THE EXERCISE: Tally the lines containing "personas" and report the number alone.

ROWS:
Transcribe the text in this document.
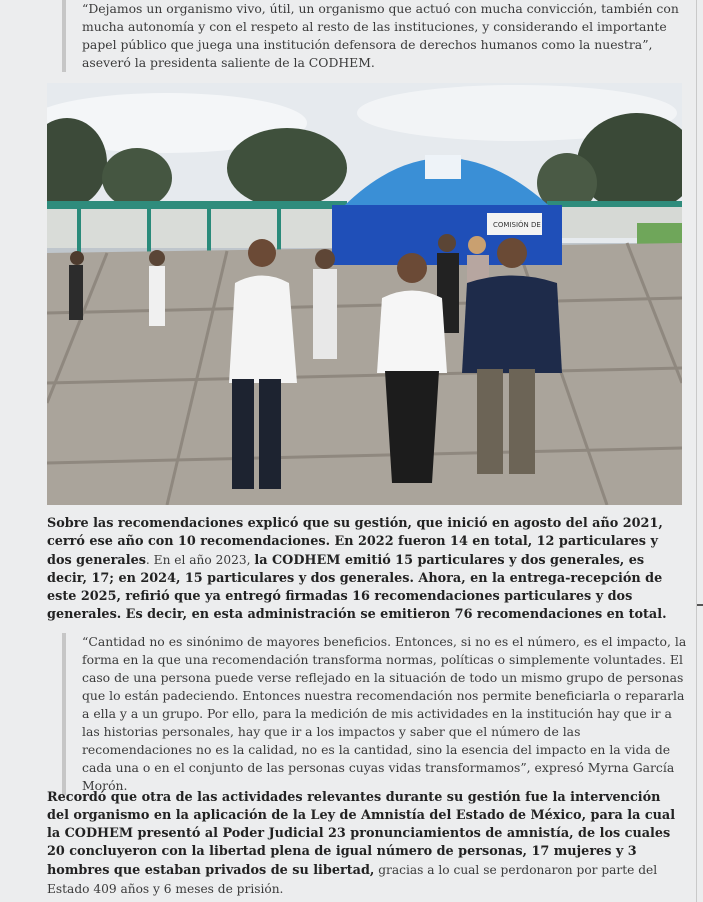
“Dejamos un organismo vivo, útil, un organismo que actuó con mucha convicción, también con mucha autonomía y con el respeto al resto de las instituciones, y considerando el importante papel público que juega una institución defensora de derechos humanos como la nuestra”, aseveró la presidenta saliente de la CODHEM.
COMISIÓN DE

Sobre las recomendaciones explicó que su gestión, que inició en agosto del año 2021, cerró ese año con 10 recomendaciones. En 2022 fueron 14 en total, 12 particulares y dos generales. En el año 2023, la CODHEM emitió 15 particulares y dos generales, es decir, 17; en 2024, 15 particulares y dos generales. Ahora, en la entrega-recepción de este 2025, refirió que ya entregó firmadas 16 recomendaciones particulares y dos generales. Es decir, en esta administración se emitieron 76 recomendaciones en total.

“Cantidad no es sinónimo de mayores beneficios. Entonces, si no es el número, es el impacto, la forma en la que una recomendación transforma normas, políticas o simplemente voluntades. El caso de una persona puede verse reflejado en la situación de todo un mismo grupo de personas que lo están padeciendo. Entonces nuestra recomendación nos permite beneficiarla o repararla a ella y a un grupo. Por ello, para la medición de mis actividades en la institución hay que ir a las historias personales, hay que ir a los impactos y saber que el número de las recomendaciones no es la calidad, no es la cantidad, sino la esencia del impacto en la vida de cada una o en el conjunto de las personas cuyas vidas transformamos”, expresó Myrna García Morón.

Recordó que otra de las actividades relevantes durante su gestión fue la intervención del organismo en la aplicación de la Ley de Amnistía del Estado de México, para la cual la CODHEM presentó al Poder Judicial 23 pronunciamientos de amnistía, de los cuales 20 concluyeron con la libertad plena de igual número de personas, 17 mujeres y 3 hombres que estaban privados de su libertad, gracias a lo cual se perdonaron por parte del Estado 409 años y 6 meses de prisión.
---
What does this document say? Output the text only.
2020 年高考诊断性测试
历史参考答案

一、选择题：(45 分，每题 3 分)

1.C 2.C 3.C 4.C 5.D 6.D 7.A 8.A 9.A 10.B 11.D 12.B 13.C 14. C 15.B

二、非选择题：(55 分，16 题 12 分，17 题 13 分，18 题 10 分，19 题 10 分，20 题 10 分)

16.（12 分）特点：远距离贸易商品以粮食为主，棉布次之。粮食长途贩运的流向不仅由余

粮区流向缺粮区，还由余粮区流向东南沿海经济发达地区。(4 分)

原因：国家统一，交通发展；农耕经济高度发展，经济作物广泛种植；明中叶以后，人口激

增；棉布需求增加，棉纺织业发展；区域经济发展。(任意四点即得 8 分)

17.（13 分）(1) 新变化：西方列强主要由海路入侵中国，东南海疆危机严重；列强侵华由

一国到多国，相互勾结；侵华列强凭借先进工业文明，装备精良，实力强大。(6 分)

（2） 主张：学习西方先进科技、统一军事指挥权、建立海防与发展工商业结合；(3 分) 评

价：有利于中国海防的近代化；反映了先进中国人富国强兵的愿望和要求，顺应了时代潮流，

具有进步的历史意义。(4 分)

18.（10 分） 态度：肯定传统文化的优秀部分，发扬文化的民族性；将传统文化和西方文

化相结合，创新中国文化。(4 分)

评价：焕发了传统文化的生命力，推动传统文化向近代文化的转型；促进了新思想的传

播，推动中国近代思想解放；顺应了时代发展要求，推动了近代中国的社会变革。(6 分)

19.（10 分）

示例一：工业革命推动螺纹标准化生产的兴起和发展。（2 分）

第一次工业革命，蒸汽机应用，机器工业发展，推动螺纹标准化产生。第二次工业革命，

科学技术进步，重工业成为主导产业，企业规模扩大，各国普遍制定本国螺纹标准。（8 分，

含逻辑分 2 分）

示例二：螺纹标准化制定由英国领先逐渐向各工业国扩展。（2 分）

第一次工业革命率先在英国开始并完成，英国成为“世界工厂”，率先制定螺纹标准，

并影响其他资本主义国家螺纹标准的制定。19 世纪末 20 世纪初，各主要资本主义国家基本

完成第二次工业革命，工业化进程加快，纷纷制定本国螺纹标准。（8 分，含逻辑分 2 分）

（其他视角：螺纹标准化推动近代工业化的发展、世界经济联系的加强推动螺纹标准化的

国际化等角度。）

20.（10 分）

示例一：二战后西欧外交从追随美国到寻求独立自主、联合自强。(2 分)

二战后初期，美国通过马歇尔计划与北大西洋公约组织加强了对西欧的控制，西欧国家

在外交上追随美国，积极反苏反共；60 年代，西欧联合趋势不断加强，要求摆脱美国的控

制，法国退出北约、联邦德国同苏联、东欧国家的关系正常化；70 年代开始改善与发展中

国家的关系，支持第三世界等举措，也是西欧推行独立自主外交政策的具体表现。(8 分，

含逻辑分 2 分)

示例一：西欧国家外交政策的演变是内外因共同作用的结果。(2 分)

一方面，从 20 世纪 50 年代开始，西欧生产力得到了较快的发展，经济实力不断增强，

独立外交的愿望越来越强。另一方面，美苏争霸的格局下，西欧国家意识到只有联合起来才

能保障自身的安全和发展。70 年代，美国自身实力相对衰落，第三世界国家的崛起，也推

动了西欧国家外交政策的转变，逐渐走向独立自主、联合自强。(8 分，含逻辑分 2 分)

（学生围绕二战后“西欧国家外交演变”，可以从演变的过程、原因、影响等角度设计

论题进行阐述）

CORRECT RESPONSE: 2